Dataset rows about figures

---------------

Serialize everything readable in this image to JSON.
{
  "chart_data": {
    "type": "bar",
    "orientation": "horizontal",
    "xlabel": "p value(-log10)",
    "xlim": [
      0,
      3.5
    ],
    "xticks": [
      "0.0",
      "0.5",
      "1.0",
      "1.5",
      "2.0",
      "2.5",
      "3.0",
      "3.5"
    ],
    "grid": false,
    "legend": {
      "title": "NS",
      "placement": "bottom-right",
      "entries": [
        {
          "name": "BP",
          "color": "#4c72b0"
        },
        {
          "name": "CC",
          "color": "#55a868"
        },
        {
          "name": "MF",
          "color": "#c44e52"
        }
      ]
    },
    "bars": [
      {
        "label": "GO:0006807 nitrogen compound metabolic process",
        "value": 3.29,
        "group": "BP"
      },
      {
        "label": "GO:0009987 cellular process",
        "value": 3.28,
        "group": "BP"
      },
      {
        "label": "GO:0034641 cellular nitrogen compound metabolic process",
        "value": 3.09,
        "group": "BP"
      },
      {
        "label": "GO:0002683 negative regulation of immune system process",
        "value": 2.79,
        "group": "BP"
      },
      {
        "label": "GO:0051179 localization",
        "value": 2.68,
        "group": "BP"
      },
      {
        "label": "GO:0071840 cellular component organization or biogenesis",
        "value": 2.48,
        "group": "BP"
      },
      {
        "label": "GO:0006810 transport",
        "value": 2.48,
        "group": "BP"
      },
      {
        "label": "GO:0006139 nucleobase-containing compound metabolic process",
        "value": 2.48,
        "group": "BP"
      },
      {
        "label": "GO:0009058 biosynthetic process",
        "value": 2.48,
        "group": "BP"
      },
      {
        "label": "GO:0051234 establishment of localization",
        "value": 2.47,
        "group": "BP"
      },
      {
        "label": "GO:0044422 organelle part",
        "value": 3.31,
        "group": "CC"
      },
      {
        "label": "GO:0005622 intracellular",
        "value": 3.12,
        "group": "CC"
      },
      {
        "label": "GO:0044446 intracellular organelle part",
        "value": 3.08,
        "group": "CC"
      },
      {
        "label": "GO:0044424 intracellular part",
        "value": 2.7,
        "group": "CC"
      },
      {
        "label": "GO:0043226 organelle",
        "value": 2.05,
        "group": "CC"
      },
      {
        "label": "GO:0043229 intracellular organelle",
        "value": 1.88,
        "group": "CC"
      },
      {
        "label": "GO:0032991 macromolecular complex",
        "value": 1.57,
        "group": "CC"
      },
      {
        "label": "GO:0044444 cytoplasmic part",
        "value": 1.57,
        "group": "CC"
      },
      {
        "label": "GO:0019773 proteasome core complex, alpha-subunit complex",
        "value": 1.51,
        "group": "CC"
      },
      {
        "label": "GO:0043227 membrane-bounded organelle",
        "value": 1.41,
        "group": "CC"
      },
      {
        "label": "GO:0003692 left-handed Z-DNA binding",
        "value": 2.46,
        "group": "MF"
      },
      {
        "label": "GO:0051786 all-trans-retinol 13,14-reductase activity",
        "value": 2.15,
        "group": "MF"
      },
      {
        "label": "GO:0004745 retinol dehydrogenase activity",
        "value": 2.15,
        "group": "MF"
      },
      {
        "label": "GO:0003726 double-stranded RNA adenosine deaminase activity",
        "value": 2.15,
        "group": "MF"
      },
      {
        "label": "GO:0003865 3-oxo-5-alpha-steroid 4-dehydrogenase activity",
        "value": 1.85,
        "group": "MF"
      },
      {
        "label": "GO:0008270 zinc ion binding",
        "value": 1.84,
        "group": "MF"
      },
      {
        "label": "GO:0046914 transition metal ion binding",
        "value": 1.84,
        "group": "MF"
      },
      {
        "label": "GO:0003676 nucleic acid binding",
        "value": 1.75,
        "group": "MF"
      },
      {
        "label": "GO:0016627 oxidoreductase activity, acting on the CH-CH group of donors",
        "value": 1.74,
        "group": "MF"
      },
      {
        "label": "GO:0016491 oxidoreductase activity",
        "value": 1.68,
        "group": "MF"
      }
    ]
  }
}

---------------

=== WHAT IS EXPECTED ===
Restate each record above exactly, leaving nothing out.

=== ANSWER SECTION ===
Serialize everything readable in this image to JSON.
{
  "chart_data": {
    "type": "bar",
    "orientation": "horizontal",
    "xlabel": "p value(-log10)",
    "xlim": [
      0,
      3.5
    ],
    "xticks": [
      "0.0",
      "0.5",
      "1.0",
      "1.5",
      "2.0",
      "2.5",
      "3.0",
      "3.5"
    ],
    "grid": false,
    "legend": {
      "title": "NS",
      "placement": "bottom-right",
      "entries": [
        {
          "name": "BP",
          "color": "#4c72b0"
        },
        {
          "name": "CC",
          "color": "#55a868"
        },
        {
          "name": "MF",
          "color": "#c44e52"
        }
      ]
    },
    "bars": [
      {
        "label": "GO:0006807 nitrogen compound metabolic process",
        "value": 3.29,
        "group": "BP"
      },
      {
        "label": "GO:0009987 cellular process",
        "value": 3.28,
        "group": "BP"
      },
      {
        "label": "GO:0034641 cellular nitrogen compound metabolic process",
        "value": 3.09,
        "group": "BP"
      },
      {
        "label": "GO:0002683 negative regulation of immune system process",
        "value": 2.79,
        "group": "BP"
      },
      {
        "label": "GO:0051179 localization",
        "value": 2.68,
        "group": "BP"
      },
      {
        "label": "GO:0071840 cellular component organization or biogenesis",
        "value": 2.48,
        "group": "BP"
      },
      {
        "label": "GO:0006810 transport",
        "value": 2.48,
        "group": "BP"
      },
      {
        "label": "GO:0006139 nucleobase-containing compound metabolic process",
        "value": 2.48,
        "group": "BP"
      },
      {
        "label": "GO:0009058 biosynthetic process",
        "value": 2.48,
        "group": "BP"
      },
      {
        "label": "GO:0051234 establishment of localization",
        "value": 2.47,
        "group": "BP"
      },
      {
        "label": "GO:0044422 organelle part",
        "value": 3.31,
        "group": "CC"
      },
      {
        "label": "GO:0005622 intracellular",
        "value": 3.12,
        "group": "CC"
      },
      {
        "label": "GO:0044446 intracellular organelle part",
        "value": 3.08,
        "group": "CC"
      },
      {
        "label": "GO:0044424 intracellular part",
        "value": 2.7,
        "group": "CC"
      },
      {
        "label": "GO:0043226 organelle",
        "value": 2.05,
        "group": "CC"
      },
      {
        "label": "GO:0043229 intracellular organelle",
        "value": 1.88,
        "group": "CC"
      },
      {
        "label": "GO:0032991 macromolecular complex",
        "value": 1.57,
        "group": "CC"
      },
      {
        "label": "GO:0044444 cytoplasmic part",
        "value": 1.57,
        "group": "CC"
      },
      {
        "label": "GO:0019773 proteasome core complex, alpha-subunit complex",
        "value": 1.51,
        "group": "CC"
      },
      {
        "label": "GO:0043227 membrane-bounded organelle",
        "value": 1.41,
        "group": "CC"
      },
      {
        "label": "GO:0003692 left-handed Z-DNA binding",
        "value": 2.46,
        "group": "MF"
      },
      {
        "label": "GO:0051786 all-trans-retinol 13,14-reductase activity",
        "value": 2.15,
        "group": "MF"
      },
      {
        "label": "GO:0004745 retinol dehydrogenase activity",
        "value": 2.15,
        "group": "MF"
      },
      {
        "label": "GO:0003726 double-stranded RNA adenosine deaminase activity",
        "value": 2.15,
        "group": "MF"
      },
      {
        "label": "GO:0003865 3-oxo-5-alpha-steroid 4-dehydrogenase activity",
        "value": 1.85,
        "group": "MF"
      },
      {
        "label": "GO:0008270 zinc ion binding",
        "value": 1.84,
        "group": "MF"
      },
      {
        "label": "GO:0046914 transition metal ion binding",
        "value": 1.84,
        "group": "MF"
      },
      {
        "label": "GO:0003676 nucleic acid binding",
        "value": 1.75,
        "group": "MF"
      },
      {
        "label": "GO:0016627 oxidoreductase activity, acting on the CH-CH group of donors",
        "value": 1.74,
        "group": "MF"
      },
      {
        "label": "GO:0016491 oxidoreductase activity",
        "value": 1.68,
        "group": "MF"
      }
    ]
  }
}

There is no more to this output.